(Items listed in a dataset)

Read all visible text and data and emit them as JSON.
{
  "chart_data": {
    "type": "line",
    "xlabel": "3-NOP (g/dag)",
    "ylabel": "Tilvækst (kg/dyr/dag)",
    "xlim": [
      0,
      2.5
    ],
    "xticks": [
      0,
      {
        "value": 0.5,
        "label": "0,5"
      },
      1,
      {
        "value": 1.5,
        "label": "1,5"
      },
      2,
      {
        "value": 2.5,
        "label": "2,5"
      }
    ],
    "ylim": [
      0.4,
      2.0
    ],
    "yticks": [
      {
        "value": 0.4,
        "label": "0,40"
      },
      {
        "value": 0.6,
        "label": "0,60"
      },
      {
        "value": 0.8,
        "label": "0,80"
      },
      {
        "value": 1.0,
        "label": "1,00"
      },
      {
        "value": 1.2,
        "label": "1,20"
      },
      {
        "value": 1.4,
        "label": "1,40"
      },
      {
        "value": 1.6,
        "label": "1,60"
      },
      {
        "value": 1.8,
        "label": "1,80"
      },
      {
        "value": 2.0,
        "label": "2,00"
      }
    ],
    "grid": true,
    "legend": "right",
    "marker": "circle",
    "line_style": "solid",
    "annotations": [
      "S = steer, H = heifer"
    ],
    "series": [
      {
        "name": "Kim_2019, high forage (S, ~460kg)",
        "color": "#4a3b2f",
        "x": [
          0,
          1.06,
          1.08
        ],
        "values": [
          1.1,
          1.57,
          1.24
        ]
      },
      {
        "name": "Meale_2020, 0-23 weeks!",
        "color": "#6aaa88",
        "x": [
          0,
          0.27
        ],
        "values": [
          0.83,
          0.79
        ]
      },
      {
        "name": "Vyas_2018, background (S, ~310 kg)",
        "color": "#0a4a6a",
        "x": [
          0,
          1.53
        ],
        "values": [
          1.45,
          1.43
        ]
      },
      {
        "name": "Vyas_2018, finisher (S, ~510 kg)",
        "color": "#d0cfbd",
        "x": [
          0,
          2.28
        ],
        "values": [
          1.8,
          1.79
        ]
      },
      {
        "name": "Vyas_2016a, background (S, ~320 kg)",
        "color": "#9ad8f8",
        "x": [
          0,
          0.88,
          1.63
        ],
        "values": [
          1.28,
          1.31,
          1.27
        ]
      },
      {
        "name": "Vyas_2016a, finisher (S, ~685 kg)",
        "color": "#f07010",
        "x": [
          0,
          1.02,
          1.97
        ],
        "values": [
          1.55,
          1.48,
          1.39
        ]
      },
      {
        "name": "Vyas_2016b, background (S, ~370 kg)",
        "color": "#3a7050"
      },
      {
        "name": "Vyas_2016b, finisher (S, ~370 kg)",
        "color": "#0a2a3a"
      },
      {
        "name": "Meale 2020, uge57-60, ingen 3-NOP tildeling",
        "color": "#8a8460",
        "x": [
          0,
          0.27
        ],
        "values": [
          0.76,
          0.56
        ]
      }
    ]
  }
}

● **Problem to solve**
Copy all the records above exactly, missing none.

● **Result below**
Read all visible text and data and emit them as JSON.
{
  "chart_data": {
    "type": "line",
    "xlabel": "3-NOP (g/dag)",
    "ylabel": "Tilvækst (kg/dyr/dag)",
    "xlim": [
      0,
      2.5
    ],
    "xticks": [
      0,
      {
        "value": 0.5,
        "label": "0,5"
      },
      1,
      {
        "value": 1.5,
        "label": "1,5"
      },
      2,
      {
        "value": 2.5,
        "label": "2,5"
      }
    ],
    "ylim": [
      0.4,
      2.0
    ],
    "yticks": [
      {
        "value": 0.4,
        "label": "0,40"
      },
      {
        "value": 0.6,
        "label": "0,60"
      },
      {
        "value": 0.8,
        "label": "0,80"
      },
      {
        "value": 1.0,
        "label": "1,00"
      },
      {
        "value": 1.2,
        "label": "1,20"
      },
      {
        "value": 1.4,
        "label": "1,40"
      },
      {
        "value": 1.6,
        "label": "1,60"
      },
      {
        "value": 1.8,
        "label": "1,80"
      },
      {
        "value": 2.0,
        "label": "2,00"
      }
    ],
    "grid": true,
    "legend": "right",
    "marker": "circle",
    "line_style": "solid",
    "annotations": [
      "S = steer, H = heifer"
    ],
    "series": [
      {
        "name": "Kim_2019, high forage (S, ~460kg)",
        "color": "#4a3b2f",
        "x": [
          0,
          1.06,
          1.08
        ],
        "values": [
          1.1,
          1.57,
          1.24
        ]
      },
      {
        "name": "Meale_2020, 0-23 weeks!",
        "color": "#6aaa88",
        "x": [
          0,
          0.27
        ],
        "values": [
          0.83,
          0.79
        ]
      },
      {
        "name": "Vyas_2018, background (S, ~310 kg)",
        "color": "#0a4a6a",
        "x": [
          0,
          1.53
        ],
        "values": [
          1.45,
          1.43
        ]
      },
      {
        "name": "Vyas_2018, finisher (S, ~510 kg)",
        "color": "#d0cfbd",
        "x": [
          0,
          2.28
        ],
        "values": [
          1.8,
          1.79
        ]
      },
      {
        "name": "Vyas_2016a, background (S, ~320 kg)",
        "color": "#9ad8f8",
        "x": [
          0,
          0.88,
          1.63
        ],
        "values": [
          1.28,
          1.31,
          1.27
        ]
      },
      {
        "name": "Vyas_2016a, finisher (S, ~685 kg)",
        "color": "#f07010",
        "x": [
          0,
          1.02,
          1.97
        ],
        "values": [
          1.55,
          1.48,
          1.39
        ]
      },
      {
        "name": "Vyas_2016b, background (S, ~370 kg)",
        "color": "#3a7050"
      },
      {
        "name": "Vyas_2016b, finisher (S, ~370 kg)",
        "color": "#0a2a3a"
      },
      {
        "name": "Meale 2020, uge57-60, ingen 3-NOP tildeling",
        "color": "#8a8460",
        "x": [
          0,
          0.27
        ],
        "values": [
          0.76,
          0.56
        ]
      }
    ]
  }
}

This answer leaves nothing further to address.